___ Dataset excerpts ___

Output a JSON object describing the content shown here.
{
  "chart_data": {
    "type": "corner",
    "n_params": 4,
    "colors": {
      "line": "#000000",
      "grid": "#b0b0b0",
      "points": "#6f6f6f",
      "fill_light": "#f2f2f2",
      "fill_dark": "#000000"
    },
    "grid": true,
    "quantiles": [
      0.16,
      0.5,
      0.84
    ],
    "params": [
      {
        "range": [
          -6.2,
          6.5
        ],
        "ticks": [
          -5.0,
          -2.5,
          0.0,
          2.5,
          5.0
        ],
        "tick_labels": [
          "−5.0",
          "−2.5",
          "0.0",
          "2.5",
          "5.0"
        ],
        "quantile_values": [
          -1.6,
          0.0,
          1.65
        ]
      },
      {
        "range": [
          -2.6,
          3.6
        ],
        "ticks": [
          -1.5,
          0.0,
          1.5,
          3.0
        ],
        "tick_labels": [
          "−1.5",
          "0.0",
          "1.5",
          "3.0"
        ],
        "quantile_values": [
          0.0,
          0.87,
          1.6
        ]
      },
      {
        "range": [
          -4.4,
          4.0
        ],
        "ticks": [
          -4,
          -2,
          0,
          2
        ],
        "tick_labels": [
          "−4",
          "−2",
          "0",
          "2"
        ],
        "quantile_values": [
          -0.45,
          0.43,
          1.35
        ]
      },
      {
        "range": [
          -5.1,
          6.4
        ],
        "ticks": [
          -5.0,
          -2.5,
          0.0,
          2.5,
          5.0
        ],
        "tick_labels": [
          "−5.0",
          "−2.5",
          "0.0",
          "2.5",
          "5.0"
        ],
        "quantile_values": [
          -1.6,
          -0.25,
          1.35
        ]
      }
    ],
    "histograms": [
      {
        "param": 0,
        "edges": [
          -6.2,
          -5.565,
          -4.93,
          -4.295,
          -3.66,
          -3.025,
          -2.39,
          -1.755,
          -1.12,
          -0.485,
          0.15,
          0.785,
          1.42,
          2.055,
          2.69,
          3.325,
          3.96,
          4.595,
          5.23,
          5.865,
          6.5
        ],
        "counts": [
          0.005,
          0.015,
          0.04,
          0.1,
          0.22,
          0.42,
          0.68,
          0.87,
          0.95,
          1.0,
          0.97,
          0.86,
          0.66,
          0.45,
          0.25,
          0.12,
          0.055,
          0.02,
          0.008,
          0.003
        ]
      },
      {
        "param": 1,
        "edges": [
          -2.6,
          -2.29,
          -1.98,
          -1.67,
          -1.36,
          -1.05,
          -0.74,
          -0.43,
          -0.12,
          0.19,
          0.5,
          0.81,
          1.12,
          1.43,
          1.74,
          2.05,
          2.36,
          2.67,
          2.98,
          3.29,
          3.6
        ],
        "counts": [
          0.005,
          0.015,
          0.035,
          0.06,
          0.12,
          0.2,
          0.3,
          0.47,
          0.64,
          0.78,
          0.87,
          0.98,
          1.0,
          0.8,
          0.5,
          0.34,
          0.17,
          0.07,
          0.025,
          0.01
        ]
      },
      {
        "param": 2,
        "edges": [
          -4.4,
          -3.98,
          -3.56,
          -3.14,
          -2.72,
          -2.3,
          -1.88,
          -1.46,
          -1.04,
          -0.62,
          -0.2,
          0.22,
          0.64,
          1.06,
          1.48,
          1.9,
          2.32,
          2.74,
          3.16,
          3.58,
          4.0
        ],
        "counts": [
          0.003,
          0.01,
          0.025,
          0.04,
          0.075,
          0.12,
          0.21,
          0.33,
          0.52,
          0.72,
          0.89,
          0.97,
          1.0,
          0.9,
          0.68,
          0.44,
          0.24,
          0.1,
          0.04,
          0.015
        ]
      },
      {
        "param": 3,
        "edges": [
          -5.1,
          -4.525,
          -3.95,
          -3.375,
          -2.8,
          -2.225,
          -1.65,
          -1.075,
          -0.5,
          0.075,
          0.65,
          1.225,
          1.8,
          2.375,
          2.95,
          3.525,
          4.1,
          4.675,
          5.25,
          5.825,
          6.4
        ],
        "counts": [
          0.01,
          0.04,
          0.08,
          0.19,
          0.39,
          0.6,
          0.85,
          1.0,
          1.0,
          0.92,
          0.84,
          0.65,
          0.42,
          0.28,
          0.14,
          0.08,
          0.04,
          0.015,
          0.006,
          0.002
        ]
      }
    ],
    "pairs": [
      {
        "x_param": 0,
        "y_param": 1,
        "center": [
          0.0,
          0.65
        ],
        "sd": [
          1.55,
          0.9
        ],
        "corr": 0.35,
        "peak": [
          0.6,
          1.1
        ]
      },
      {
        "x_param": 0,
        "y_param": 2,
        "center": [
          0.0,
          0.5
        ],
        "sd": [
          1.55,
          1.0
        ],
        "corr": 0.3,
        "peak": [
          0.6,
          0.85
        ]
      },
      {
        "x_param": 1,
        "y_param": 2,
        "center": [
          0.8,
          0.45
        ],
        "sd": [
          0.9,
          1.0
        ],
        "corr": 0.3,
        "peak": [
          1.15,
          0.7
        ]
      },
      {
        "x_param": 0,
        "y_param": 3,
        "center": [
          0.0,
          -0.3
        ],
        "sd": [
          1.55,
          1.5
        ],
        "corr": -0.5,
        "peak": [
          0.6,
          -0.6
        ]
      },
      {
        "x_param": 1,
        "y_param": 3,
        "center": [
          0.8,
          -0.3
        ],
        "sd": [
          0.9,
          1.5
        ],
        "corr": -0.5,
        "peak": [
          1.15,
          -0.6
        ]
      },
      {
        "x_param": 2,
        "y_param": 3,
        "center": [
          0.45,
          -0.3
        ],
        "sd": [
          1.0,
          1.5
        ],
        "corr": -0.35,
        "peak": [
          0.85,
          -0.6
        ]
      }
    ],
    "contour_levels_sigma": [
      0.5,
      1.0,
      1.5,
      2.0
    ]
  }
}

___

● Stated task:
Every line of the material must be returned exactly as it appears.

● Complete output:
Output a JSON object describing the content shown here.
{
  "chart_data": {
    "type": "corner",
    "n_params": 4,
    "colors": {
      "line": "#000000",
      "grid": "#b0b0b0",
      "points": "#6f6f6f",
      "fill_light": "#f2f2f2",
      "fill_dark": "#000000"
    },
    "grid": true,
    "quantiles": [
      0.16,
      0.5,
      0.84
    ],
    "params": [
      {
        "range": [
          -6.2,
          6.5
        ],
        "ticks": [
          -5.0,
          -2.5,
          0.0,
          2.5,
          5.0
        ],
        "tick_labels": [
          "−5.0",
          "−2.5",
          "0.0",
          "2.5",
          "5.0"
        ],
        "quantile_values": [
          -1.6,
          0.0,
          1.65
        ]
      },
      {
        "range": [
          -2.6,
          3.6
        ],
        "ticks": [
          -1.5,
          0.0,
          1.5,
          3.0
        ],
        "tick_labels": [
          "−1.5",
          "0.0",
          "1.5",
          "3.0"
        ],
        "quantile_values": [
          0.0,
          0.87,
          1.6
        ]
      },
      {
        "range": [
          -4.4,
          4.0
        ],
        "ticks": [
          -4,
          -2,
          0,
          2
        ],
        "tick_labels": [
          "−4",
          "−2",
          "0",
          "2"
        ],
        "quantile_values": [
          -0.45,
          0.43,
          1.35
        ]
      },
      {
        "range": [
          -5.1,
          6.4
        ],
        "ticks": [
          -5.0,
          -2.5,
          0.0,
          2.5,
          5.0
        ],
        "tick_labels": [
          "−5.0",
          "−2.5",
          "0.0",
          "2.5",
          "5.0"
        ],
        "quantile_values": [
          -1.6,
          -0.25,
          1.35
        ]
      }
    ],
    "histograms": [
      {
        "param": 0,
        "edges": [
          -6.2,
          -5.565,
          -4.93,
          -4.295,
          -3.66,
          -3.025,
          -2.39,
          -1.755,
          -1.12,
          -0.485,
          0.15,
          0.785,
          1.42,
          2.055,
          2.69,
          3.325,
          3.96,
          4.595,
          5.23,
          5.865,
          6.5
        ],
        "counts": [
          0.005,
          0.015,
          0.04,
          0.1,
          0.22,
          0.42,
          0.68,
          0.87,
          0.95,
          1.0,
          0.97,
          0.86,
          0.66,
          0.45,
          0.25,
          0.12,
          0.055,
          0.02,
          0.008,
          0.003
        ]
      },
      {
        "param": 1,
        "edges": [
          -2.6,
          -2.29,
          -1.98,
          -1.67,
          -1.36,
          -1.05,
          -0.74,
          -0.43,
          -0.12,
          0.19,
          0.5,
          0.81,
          1.12,
          1.43,
          1.74,
          2.05,
          2.36,
          2.67,
          2.98,
          3.29,
          3.6
        ],
        "counts": [
          0.005,
          0.015,
          0.035,
          0.06,
          0.12,
          0.2,
          0.3,
          0.47,
          0.64,
          0.78,
          0.87,
          0.98,
          1.0,
          0.8,
          0.5,
          0.34,
          0.17,
          0.07,
          0.025,
          0.01
        ]
      },
      {
        "param": 2,
        "edges": [
          -4.4,
          -3.98,
          -3.56,
          -3.14,
          -2.72,
          -2.3,
          -1.88,
          -1.46,
          -1.04,
          -0.62,
          -0.2,
          0.22,
          0.64,
          1.06,
          1.48,
          1.9,
          2.32,
          2.74,
          3.16,
          3.58,
          4.0
        ],
        "counts": [
          0.003,
          0.01,
          0.025,
          0.04,
          0.075,
          0.12,
          0.21,
          0.33,
          0.52,
          0.72,
          0.89,
          0.97,
          1.0,
          0.9,
          0.68,
          0.44,
          0.24,
          0.1,
          0.04,
          0.015
        ]
      },
      {
        "param": 3,
        "edges": [
          -5.1,
          -4.525,
          -3.95,
          -3.375,
          -2.8,
          -2.225,
          -1.65,
          -1.075,
          -0.5,
          0.075,
          0.65,
          1.225,
          1.8,
          2.375,
          2.95,
          3.525,
          4.1,
          4.675,
          5.25,
          5.825,
          6.4
        ],
        "counts": [
          0.01,
          0.04,
          0.08,
          0.19,
          0.39,
          0.6,
          0.85,
          1.0,
          1.0,
          0.92,
          0.84,
          0.65,
          0.42,
          0.28,
          0.14,
          0.08,
          0.04,
          0.015,
          0.006,
          0.002
        ]
      }
    ],
    "pairs": [
      {
        "x_param": 0,
        "y_param": 1,
        "center": [
          0.0,
          0.65
        ],
        "sd": [
          1.55,
          0.9
        ],
        "corr": 0.35,
        "peak": [
          0.6,
          1.1
        ]
      },
      {
        "x_param": 0,
        "y_param": 2,
        "center": [
          0.0,
          0.5
        ],
        "sd": [
          1.55,
          1.0
        ],
        "corr": 0.3,
        "peak": [
          0.6,
          0.85
        ]
      },
      {
        "x_param": 1,
        "y_param": 2,
        "center": [
          0.8,
          0.45
        ],
        "sd": [
          0.9,
          1.0
        ],
        "corr": 0.3,
        "peak": [
          1.15,
          0.7
        ]
      },
      {
        "x_param": 0,
        "y_param": 3,
        "center": [
          0.0,
          -0.3
        ],
        "sd": [
          1.55,
          1.5
        ],
        "corr": -0.5,
        "peak": [
          0.6,
          -0.6
        ]
      },
      {
        "x_param": 1,
        "y_param": 3,
        "center": [
          0.8,
          -0.3
        ],
        "sd": [
          0.9,
          1.5
        ],
        "corr": -0.5,
        "peak": [
          1.15,
          -0.6
        ]
      },
      {
        "x_param": 2,
        "y_param": 3,
        "center": [
          0.45,
          -0.3
        ],
        "sd": [
          1.0,
          1.5
        ],
        "corr": -0.35,
        "peak": [
          0.85,
          -0.6
        ]
      }
    ],
    "contour_levels_sigma": [
      0.5,
      1.0,
      1.5,
      2.0
    ]
  }
}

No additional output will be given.